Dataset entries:
## begin
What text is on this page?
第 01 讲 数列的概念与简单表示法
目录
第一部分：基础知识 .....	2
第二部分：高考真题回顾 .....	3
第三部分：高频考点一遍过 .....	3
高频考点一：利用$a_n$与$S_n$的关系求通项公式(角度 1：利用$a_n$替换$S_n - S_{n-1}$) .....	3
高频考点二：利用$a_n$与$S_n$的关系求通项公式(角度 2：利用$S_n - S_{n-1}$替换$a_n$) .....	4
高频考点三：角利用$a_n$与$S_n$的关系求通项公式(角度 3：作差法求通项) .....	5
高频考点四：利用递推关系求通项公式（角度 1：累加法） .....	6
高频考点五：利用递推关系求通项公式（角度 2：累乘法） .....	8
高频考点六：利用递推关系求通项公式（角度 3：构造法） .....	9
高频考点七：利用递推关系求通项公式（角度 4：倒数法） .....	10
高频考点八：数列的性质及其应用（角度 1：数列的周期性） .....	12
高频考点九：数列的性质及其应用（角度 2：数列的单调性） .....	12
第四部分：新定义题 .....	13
## end
__Objective__
State the number of lines in these entries that include the string "利用递推关系求通项公式". Provide nothing beyond that number.

__Answer for this exercise__
4